Where a line contains the string "sensitivity", copy that line.

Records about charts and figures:

·····

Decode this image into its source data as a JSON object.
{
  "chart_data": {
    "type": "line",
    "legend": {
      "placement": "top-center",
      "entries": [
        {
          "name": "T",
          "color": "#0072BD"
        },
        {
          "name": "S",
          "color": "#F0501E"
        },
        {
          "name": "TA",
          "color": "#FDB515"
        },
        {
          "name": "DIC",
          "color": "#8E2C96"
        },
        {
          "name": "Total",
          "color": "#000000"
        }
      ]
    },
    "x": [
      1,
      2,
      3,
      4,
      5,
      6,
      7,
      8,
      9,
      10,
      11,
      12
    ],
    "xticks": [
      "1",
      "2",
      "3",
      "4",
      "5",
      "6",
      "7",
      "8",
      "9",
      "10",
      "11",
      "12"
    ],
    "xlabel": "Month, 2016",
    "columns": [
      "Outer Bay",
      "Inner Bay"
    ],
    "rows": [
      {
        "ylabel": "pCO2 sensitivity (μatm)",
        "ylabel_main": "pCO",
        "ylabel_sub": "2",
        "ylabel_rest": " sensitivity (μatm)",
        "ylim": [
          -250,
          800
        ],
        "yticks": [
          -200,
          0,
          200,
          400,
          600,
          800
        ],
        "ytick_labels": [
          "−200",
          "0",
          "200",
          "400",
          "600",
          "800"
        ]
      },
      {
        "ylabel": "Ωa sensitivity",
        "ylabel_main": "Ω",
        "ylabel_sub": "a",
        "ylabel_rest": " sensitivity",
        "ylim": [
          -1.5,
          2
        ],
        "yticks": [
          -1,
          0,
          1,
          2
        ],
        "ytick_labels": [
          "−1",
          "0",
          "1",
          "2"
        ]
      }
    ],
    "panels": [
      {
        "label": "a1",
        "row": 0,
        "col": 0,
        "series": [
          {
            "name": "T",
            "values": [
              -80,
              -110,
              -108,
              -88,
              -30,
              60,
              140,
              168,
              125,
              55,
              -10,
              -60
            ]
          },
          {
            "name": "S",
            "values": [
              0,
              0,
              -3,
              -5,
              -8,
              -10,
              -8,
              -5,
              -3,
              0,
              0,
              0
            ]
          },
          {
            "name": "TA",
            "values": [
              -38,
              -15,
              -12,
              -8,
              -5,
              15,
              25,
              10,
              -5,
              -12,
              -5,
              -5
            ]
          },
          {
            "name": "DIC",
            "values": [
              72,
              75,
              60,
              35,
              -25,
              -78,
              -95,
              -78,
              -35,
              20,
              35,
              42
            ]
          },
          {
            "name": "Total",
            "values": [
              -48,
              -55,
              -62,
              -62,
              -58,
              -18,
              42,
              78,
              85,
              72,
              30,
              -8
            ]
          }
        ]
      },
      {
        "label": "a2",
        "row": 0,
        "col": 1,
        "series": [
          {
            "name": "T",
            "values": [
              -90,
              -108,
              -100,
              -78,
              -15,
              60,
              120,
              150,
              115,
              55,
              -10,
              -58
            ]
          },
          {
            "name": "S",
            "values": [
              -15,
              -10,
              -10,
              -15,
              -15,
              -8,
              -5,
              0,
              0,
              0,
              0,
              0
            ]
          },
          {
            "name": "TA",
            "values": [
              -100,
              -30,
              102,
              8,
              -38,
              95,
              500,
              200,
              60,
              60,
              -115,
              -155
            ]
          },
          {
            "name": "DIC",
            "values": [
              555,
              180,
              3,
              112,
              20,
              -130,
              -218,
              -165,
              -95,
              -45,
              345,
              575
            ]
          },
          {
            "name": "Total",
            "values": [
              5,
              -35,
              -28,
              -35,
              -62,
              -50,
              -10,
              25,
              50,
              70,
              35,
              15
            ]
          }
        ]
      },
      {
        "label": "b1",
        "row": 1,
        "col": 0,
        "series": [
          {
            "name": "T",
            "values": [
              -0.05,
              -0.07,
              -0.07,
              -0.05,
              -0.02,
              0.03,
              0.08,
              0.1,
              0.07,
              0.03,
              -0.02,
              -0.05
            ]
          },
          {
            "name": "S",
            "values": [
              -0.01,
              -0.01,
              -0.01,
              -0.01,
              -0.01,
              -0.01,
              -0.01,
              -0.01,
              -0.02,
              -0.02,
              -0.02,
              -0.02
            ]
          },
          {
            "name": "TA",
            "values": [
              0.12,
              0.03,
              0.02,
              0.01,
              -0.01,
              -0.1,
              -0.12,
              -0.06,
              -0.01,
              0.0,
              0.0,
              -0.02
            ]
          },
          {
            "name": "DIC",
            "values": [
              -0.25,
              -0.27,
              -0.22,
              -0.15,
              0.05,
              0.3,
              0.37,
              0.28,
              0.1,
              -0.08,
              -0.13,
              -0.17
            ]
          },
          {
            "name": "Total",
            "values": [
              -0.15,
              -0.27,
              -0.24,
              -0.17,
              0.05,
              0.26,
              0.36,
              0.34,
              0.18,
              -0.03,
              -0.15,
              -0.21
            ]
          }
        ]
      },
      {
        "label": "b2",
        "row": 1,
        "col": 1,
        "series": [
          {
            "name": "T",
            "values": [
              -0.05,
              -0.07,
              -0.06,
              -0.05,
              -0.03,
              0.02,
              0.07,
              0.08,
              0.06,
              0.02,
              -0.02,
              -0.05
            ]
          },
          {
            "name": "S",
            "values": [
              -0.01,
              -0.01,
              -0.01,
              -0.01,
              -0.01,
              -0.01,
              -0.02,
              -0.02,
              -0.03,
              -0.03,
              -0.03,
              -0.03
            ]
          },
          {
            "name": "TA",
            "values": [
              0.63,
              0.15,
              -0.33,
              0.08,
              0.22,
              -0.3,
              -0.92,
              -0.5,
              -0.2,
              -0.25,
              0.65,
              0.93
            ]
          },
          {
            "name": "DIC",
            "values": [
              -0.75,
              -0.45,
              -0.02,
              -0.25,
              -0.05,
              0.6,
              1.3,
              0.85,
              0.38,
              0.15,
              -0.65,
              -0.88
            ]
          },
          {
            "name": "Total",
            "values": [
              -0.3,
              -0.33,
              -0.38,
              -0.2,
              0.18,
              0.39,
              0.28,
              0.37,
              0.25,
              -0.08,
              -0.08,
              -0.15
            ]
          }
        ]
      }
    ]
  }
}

·····

» **Reply**:
        "ylabel": "pCO2 sensitivity (μatm)",
        "ylabel_rest": " sensitivity (μatm)",
        "ylabel": "Ωa sensitivity",
        "ylabel_rest": " sensitivity",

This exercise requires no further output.